— DESCRIPTION OF THE TASK —
Output all records precisely as written.

— EXTRACTED RECORDS —
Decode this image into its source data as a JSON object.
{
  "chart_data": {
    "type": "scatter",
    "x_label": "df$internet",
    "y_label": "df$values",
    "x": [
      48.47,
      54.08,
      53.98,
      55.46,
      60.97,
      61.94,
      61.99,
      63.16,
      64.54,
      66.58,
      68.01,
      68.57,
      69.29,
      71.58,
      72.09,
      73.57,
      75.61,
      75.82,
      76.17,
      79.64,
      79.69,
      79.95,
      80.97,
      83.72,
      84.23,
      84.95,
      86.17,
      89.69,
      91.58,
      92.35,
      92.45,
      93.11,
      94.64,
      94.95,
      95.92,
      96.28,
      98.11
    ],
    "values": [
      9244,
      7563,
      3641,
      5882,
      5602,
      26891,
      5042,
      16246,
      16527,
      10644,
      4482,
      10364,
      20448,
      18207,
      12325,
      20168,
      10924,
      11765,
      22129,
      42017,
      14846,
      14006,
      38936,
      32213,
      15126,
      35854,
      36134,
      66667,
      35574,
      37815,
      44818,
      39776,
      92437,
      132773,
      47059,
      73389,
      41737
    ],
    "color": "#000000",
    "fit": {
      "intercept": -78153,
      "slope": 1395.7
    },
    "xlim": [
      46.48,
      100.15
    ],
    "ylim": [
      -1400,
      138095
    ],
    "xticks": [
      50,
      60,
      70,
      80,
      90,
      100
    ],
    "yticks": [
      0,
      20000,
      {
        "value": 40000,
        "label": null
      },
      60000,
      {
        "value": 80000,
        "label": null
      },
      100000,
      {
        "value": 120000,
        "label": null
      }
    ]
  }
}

— ANSWER TO THE TASK —
Decode this image into its source data as a JSON object.
{
  "chart_data": {
    "type": "scatter",
    "x_label": "df$internet",
    "y_label": "df$values",
    "x": [
      48.47,
      54.08,
      53.98,
      55.46,
      60.97,
      61.94,
      61.99,
      63.16,
      64.54,
      66.58,
      68.01,
      68.57,
      69.29,
      71.58,
      72.09,
      73.57,
      75.61,
      75.82,
      76.17,
      79.64,
      79.69,
      79.95,
      80.97,
      83.72,
      84.23,
      84.95,
      86.17,
      89.69,
      91.58,
      92.35,
      92.45,
      93.11,
      94.64,
      94.95,
      95.92,
      96.28,
      98.11
    ],
    "values": [
      9244,
      7563,
      3641,
      5882,
      5602,
      26891,
      5042,
      16246,
      16527,
      10644,
      4482,
      10364,
      20448,
      18207,
      12325,
      20168,
      10924,
      11765,
      22129,
      42017,
      14846,
      14006,
      38936,
      32213,
      15126,
      35854,
      36134,
      66667,
      35574,
      37815,
      44818,
      39776,
      92437,
      132773,
      47059,
      73389,
      41737
    ],
    "color": "#000000",
    "fit": {
      "intercept": -78153,
      "slope": 1395.7
    },
    "xlim": [
      46.48,
      100.15
    ],
    "ylim": [
      -1400,
      138095
    ],
    "xticks": [
      50,
      60,
      70,
      80,
      90,
      100
    ],
    "yticks": [
      0,
      20000,
      {
        "value": 40000,
        "label": null
      },
      60000,
      {
        "value": 80000,
        "label": null
      },
      100000,
      {
        "value": 120000,
        "label": null
      }
    ]
  }
}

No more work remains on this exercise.